*GIVEN DATA*.
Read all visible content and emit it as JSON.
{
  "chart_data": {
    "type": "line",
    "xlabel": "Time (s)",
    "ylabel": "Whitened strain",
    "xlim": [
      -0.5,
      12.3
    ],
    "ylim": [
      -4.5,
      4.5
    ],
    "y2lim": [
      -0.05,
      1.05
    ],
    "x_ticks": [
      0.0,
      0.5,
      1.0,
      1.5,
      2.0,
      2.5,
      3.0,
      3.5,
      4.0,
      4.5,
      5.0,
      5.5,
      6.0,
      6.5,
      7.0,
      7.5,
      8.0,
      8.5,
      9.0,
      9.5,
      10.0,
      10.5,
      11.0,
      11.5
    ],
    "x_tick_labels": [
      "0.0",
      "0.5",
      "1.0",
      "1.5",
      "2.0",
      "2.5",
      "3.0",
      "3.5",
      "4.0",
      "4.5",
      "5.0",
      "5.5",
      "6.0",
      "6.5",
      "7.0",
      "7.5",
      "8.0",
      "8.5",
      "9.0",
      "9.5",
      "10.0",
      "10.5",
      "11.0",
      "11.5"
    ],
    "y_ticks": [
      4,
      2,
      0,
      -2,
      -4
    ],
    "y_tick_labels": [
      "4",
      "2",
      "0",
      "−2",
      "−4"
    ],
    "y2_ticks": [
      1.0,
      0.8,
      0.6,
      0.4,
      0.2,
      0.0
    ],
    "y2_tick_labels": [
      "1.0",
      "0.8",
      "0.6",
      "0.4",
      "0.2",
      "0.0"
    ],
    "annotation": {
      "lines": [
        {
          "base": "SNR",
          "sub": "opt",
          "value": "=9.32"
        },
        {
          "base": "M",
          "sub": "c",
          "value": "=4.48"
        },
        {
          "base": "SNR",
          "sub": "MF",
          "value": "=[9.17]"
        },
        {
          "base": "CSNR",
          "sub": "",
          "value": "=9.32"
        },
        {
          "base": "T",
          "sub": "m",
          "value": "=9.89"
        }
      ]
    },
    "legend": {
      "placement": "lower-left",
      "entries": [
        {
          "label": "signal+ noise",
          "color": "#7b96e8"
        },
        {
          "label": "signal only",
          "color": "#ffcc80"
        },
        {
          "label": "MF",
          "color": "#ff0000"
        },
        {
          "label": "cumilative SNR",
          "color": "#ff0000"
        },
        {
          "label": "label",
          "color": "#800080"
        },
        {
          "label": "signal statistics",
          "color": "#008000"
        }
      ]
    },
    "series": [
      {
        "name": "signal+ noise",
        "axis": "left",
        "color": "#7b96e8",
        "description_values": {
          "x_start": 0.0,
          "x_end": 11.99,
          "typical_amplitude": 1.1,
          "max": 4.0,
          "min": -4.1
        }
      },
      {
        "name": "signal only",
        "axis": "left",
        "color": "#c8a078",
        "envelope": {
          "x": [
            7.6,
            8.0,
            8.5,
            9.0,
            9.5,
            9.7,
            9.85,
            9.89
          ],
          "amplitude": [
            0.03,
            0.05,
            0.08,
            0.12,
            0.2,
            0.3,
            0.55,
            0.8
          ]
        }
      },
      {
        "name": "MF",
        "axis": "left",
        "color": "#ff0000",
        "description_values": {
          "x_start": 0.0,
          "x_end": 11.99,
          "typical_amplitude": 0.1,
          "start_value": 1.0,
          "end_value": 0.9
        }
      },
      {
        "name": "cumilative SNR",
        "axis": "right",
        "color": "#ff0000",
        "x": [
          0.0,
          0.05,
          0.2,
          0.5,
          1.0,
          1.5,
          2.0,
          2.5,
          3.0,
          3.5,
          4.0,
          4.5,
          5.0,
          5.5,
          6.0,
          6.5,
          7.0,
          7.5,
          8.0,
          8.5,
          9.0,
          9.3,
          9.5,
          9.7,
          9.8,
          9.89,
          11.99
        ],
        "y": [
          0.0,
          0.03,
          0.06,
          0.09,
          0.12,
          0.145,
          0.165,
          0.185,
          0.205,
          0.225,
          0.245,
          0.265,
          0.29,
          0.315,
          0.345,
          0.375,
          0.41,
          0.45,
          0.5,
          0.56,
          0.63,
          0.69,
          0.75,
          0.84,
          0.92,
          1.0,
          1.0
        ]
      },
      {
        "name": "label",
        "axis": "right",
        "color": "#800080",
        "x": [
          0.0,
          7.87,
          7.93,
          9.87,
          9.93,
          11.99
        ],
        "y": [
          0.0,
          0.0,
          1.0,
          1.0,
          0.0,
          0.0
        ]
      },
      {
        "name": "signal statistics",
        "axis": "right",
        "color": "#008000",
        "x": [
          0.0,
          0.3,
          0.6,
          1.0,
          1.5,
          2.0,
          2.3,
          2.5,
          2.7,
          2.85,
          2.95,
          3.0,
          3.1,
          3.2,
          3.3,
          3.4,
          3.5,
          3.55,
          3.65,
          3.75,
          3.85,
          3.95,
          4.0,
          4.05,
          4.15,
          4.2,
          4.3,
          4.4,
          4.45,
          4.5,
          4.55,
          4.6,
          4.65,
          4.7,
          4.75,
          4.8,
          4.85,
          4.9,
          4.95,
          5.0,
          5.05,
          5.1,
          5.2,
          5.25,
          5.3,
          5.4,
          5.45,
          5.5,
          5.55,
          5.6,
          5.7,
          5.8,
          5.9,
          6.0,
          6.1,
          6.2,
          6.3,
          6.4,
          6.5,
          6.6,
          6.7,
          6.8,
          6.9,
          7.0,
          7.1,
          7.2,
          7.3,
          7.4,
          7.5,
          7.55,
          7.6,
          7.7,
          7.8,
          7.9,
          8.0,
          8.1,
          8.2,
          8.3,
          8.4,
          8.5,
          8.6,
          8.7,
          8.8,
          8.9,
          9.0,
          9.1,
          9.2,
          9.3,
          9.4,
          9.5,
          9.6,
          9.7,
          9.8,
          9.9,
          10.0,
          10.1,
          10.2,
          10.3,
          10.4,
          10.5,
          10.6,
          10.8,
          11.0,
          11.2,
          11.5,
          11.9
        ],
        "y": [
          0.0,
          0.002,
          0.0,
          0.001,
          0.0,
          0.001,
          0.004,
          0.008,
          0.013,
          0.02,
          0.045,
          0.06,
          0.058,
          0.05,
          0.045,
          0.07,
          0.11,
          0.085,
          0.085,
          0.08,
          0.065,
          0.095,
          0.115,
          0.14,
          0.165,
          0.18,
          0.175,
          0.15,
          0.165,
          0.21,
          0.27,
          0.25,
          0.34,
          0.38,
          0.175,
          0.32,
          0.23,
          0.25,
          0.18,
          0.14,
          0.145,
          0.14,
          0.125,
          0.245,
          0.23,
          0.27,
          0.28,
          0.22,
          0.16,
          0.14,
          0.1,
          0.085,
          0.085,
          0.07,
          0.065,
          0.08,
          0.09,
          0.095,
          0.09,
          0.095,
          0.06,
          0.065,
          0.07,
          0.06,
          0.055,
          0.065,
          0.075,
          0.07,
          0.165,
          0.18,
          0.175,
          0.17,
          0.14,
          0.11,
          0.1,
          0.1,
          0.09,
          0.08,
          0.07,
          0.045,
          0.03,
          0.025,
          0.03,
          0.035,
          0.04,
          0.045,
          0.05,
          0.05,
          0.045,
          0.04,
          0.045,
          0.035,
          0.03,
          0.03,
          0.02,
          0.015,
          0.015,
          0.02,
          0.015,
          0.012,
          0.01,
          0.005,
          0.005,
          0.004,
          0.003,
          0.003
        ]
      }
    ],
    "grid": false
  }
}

*REQUEST*.
Write down only how many lines in the listing contain the word "noise".

*EXPECTED ANSWER*.
2